=== Exercise objective ===
Give back all the data exactly, line by line.

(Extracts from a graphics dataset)
------------------------------------

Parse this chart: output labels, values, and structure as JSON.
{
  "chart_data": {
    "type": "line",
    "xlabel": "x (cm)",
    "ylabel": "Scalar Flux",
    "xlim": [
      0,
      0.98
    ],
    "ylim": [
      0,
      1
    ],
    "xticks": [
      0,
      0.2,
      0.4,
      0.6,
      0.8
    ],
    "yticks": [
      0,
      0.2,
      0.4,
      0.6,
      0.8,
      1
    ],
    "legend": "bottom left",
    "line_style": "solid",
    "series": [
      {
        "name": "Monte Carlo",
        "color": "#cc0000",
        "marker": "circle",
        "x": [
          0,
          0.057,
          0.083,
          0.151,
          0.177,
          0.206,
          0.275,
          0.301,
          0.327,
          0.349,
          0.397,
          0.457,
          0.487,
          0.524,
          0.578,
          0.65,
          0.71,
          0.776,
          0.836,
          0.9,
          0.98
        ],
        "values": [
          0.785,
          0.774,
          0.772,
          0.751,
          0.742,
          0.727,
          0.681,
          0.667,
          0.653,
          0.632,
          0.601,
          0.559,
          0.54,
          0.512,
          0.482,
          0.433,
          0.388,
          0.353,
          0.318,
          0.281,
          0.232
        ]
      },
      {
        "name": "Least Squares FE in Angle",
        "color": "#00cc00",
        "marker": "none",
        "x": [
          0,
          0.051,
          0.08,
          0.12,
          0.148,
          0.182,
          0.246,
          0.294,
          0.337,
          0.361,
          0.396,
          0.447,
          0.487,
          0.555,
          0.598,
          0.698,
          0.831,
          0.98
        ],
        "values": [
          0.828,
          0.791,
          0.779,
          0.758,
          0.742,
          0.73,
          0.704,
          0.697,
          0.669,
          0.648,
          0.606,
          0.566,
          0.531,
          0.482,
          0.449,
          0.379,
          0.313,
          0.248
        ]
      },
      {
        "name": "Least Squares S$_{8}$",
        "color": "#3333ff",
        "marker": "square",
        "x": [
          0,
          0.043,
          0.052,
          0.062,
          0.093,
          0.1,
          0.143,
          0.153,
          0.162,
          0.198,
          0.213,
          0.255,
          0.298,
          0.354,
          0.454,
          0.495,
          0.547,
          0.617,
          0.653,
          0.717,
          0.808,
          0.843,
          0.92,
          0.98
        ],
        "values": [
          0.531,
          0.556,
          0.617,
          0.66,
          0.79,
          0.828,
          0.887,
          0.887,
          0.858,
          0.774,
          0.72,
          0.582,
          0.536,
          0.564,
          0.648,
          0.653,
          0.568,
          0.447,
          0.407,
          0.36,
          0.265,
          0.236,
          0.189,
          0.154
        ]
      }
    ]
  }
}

------------------------------------

=== Finished task ===
Parse this chart: output labels, values, and structure as JSON.
{
  "chart_data": {
    "type": "line",
    "xlabel": "x (cm)",
    "ylabel": "Scalar Flux",
    "xlim": [
      0,
      0.98
    ],
    "ylim": [
      0,
      1
    ],
    "xticks": [
      0,
      0.2,
      0.4,
      0.6,
      0.8
    ],
    "yticks": [
      0,
      0.2,
      0.4,
      0.6,
      0.8,
      1
    ],
    "legend": "bottom left",
    "line_style": "solid",
    "series": [
      {
        "name": "Monte Carlo",
        "color": "#cc0000",
        "marker": "circle",
        "x": [
          0,
          0.057,
          0.083,
          0.151,
          0.177,
          0.206,
          0.275,
          0.301,
          0.327,
          0.349,
          0.397,
          0.457,
          0.487,
          0.524,
          0.578,
          0.65,
          0.71,
          0.776,
          0.836,
          0.9,
          0.98
        ],
        "values": [
          0.785,
          0.774,
          0.772,
          0.751,
          0.742,
          0.727,
          0.681,
          0.667,
          0.653,
          0.632,
          0.601,
          0.559,
          0.54,
          0.512,
          0.482,
          0.433,
          0.388,
          0.353,
          0.318,
          0.281,
          0.232
        ]
      },
      {
        "name": "Least Squares FE in Angle",
        "color": "#00cc00",
        "marker": "none",
        "x": [
          0,
          0.051,
          0.08,
          0.12,
          0.148,
          0.182,
          0.246,
          0.294,
          0.337,
          0.361,
          0.396,
          0.447,
          0.487,
          0.555,
          0.598,
          0.698,
          0.831,
          0.98
        ],
        "values": [
          0.828,
          0.791,
          0.779,
          0.758,
          0.742,
          0.73,
          0.704,
          0.697,
          0.669,
          0.648,
          0.606,
          0.566,
          0.531,
          0.482,
          0.449,
          0.379,
          0.313,
          0.248
        ]
      },
      {
        "name": "Least Squares S$_{8}$",
        "color": "#3333ff",
        "marker": "square",
        "x": [
          0,
          0.043,
          0.052,
          0.062,
          0.093,
          0.1,
          0.143,
          0.153,
          0.162,
          0.198,
          0.213,
          0.255,
          0.298,
          0.354,
          0.454,
          0.495,
          0.547,
          0.617,
          0.653,
          0.717,
          0.808,
          0.843,
          0.92,
          0.98
        ],
        "values": [
          0.531,
          0.556,
          0.617,
          0.66,
          0.79,
          0.828,
          0.887,
          0.887,
          0.858,
          0.774,
          0.72,
          0.582,
          0.536,
          0.564,
          0.648,
          0.653,
          0.568,
          0.447,
          0.407,
          0.36,
          0.265,
          0.236,
          0.189,
          0.154
        ]
      }
    ]
  }
}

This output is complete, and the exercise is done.